━━━━━ Entries supplied ━━━━━
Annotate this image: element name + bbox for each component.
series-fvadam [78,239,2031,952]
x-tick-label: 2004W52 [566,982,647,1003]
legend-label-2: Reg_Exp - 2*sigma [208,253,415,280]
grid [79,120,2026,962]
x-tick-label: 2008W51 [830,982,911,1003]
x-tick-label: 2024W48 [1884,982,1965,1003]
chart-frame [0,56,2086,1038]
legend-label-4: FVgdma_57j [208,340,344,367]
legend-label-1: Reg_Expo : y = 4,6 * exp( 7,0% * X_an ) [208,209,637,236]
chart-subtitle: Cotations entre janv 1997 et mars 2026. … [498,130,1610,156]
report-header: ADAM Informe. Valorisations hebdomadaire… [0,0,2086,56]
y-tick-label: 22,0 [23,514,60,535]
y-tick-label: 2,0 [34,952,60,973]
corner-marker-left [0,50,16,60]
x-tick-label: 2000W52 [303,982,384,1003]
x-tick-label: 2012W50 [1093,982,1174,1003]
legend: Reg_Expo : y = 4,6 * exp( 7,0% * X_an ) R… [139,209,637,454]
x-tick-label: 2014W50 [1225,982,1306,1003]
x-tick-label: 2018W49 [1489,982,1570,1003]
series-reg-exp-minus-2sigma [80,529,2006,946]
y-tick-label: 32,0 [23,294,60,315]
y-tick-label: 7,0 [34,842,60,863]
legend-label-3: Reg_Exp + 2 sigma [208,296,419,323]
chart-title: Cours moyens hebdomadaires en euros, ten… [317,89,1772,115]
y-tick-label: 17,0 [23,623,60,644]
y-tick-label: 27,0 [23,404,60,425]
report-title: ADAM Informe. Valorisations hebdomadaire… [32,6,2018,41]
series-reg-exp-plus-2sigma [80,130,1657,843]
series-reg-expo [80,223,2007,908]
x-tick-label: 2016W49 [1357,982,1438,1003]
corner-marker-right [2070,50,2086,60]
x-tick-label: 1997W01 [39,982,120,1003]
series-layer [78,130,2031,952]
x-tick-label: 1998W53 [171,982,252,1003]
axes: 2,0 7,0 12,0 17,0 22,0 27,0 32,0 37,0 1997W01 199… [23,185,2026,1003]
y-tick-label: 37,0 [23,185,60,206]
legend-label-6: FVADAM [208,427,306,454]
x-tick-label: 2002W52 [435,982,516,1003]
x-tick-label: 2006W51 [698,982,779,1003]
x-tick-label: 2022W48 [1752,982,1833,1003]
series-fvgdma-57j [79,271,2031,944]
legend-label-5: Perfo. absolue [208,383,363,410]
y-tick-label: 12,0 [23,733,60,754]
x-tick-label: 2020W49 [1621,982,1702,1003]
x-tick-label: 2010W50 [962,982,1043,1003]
━━━━━
== What to produce ==
Lay out the material above as a numbered list without blank lines. Begin at its first line and stop after the line that contains "legend-label-6: FVADAM [208,427,306,454]".

== Final result ==
1. Annotate this image: element name + bbox for each component.
2. series-fvadam [78,239,2031,952]
3. x-tick-label: 2004W52 [566,982,647,1003]
4. legend-label-2: Reg_Exp - 2*sigma [208,253,415,280]
5. grid [79,120,2026,962]
6. x-tick-label: 2008W51 [830,982,911,1003]
7. x-tick-label: 2024W48 [1884,982,1965,1003]
8. chart-frame [0,56,2086,1038]
9. legend-label-4: FVgdma_57j [208,340,344,367]
10. legend-label-1: Reg_Expo : y = 4,6 * exp( 7,0% * X_an ) [208,209,637,236]
11. chart-subtitle: Cotations entre janv 1997 et mars 2026. … [498,130,1610,156]
12. report-header: ADAM Informe. Valorisations hebdomadaire… [0,0,2086,56]
13. y-tick-label: 22,0 [23,514,60,535]
14. y-tick-label: 2,0 [34,952,60,973]
15. corner-marker-left [0,50,16,60]
16. x-tick-label: 2000W52 [303,982,384,1003]
17. x-tick-label: 2012W50 [1093,982,1174,1003]
18. legend: Reg_Expo : y = 4,6 * exp( 7,0% * X_an ) R… [139,209,637,454]
19. x-tick-label: 2014W50 [1225,982,1306,1003]
20. x-tick-label: 2018W49 [1489,982,1570,1003]
21. series-reg-exp-minus-2sigma [80,529,2006,946]
22. y-tick-label: 32,0 [23,294,60,315]
23. y-tick-label: 7,0 [34,842,60,863]
24. legend-label-3: Reg_Exp + 2 sigma [208,296,419,323]
25. chart-title: Cours moyens hebdomadaires en euros, ten… [317,89,1772,115]
26. y-tick-label: 17,0 [23,623,60,644]
27. y-tick-label: 27,0 [23,404,60,425]
28. report-title: ADAM Informe. Valorisations hebdomadaire… [32,6,2018,41]
29. series-reg-exp-plus-2sigma [80,130,1657,843]
30. series-reg-expo [80,223,2007,908]
31. x-tick-label: 2016W49 [1357,982,1438,1003]
32. corner-marker-right [2070,50,2086,60]
33. x-tick-label: 1997W01 [39,982,120,1003]
34. series-layer [78,130,2031,952]
35. x-tick-label: 1998W53 [171,982,252,1003]
36. axes: 2,0 7,0 12,0 17,0 22,0 27,0 32,0 37,0 1997W01 199… [23,185,2026,1003]
37. y-tick-label: 37,0 [23,185,60,206]
38. legend-label-6: FVADAM [208,427,306,454]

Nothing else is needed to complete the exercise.